--- start ---

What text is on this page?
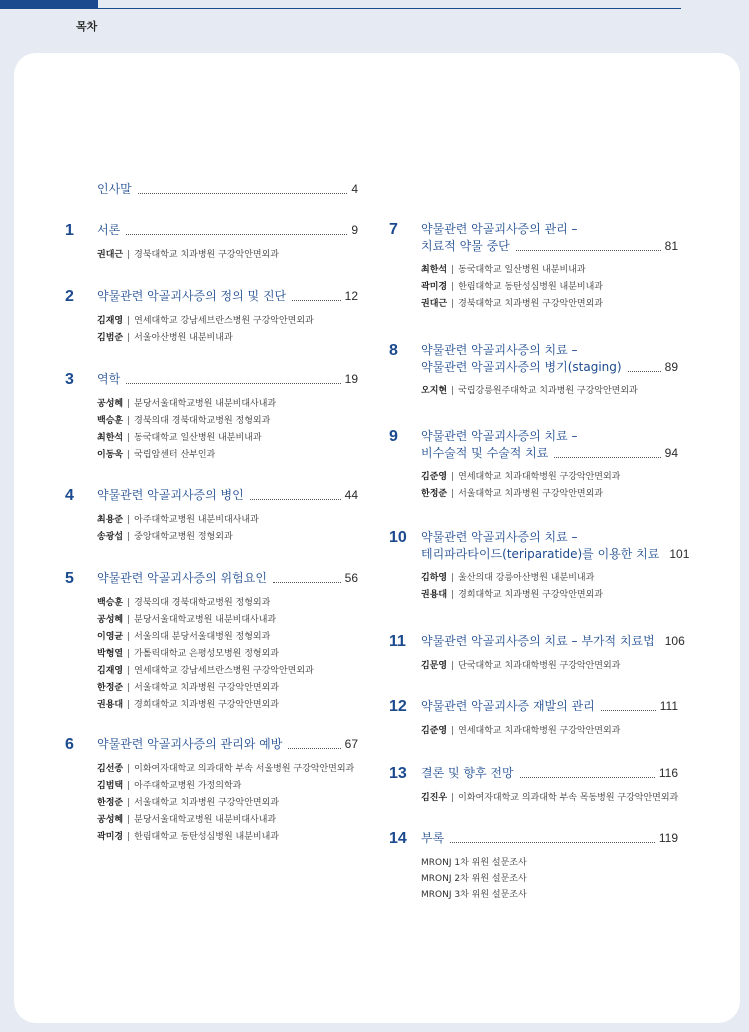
목차
인사말	4
1	서론	9
권대근 | 경북대학교 치과병원 구강악안면외과
2	약물관련 악골괴사증의 정의 및 진단	12
김재영 | 연세대학교 강남세브란스병원 구강악안면외과
김범준 | 서울아산병원 내분비내과
3	역학	19
공성혜 | 분당서울대학교병원 내분비대사내과
백승훈 | 경북의대 경북대학교병원 정형외과
최한석 | 동국대학교 일산병원 내분비내과
이동욱 | 국립암센터 산부인과
4	약물관련 악골괴사증의 병인	44
최용준 | 아주대학교병원 내분비대사내과
송광섭 | 중앙대학교병원 정형외과
5	약물관련 악골괴사증의 위험요인	56
백승훈 | 경북의대 경북대학교병원 정형외과
공성혜 | 분당서울대학교병원 내분비대사내과
이영균 | 서울의대 분당서울대병원 정형외과
박형열 | 가톨릭대학교 은평성모병원 정형외과
김재영 | 연세대학교 강남세브란스병원 구강악안면외과
한정준 | 서울대학교 치과병원 구강악안면외과
권용대 | 경희대학교 치과병원 구강악안면외과
6	약물관련 악골괴사증의 관리와 예방	67
김선종 | 이화여자대학교 의과대학 부속 서울병원 구강악안면외과
김범택 | 아주대학교병원 가정의학과
한정준 | 서울대학교 치과병원 구강악안면외과
공성혜 | 분당서울대학교병원 내분비대사내과
곽미경 | 한림대학교 동탄성심병원 내분비내과
7	약물관련 악골괴사증의 관리 –
치료적 약물 중단	81
최한석 | 동국대학교 일산병원 내분비내과
곽미경 | 한림대학교 동탄성심병원 내분비내과
권대근 | 경북대학교 치과병원 구강악안면외과
8	약물관련 악골괴사증의 치료 –
약물관련 악골괴사증의 병기(staging)	89
오지현 | 국립강릉원주대학교 치과병원 구강악안면외과
9	약물관련 악골괴사증의 치료 –
비수술적 및 수술적 치료	94
김준영 | 연세대학교 치과대학병원 구강악안면외과
한정준 | 서울대학교 치과병원 구강악안면외과
10	약물관련 악골괴사증의 치료 –
테리파라타이드(teriparatide)를 이용한 치료 101
김하영 | 울산의대 강릉아산병원 내분비내과
권용대 | 경희대학교 치과병원 구강악안면외과
11	약물관련 악골괴사증의 치료 – 부가적 치료법 106
김문영 | 단국대학교 치과대학병원 구강악안면외과
12	약물관련 악골괴사증 재발의 관리	111
김준영 | 연세대학교 치과대학병원 구강악안면외과
13	결론 및 향후 전망	116
김진우 | 이화여자대학교 의과대학 부속 목동병원 구강악안면외과
14	부록	119
MRONJ 1차 위원 설문조사
MRONJ 2차 위원 설문조사
MRONJ 3차 위원 설문조사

--- end ---

▶ Set problem: Select all lines with the word "이화여자대학교" from the entries above.

▶ Full solution:
김선종 | 이화여자대학교 의과대학 부속 서울병원 구강악안면외과
김진우 | 이화여자대학교 의과대학 부속 목동병원 구강악안면외과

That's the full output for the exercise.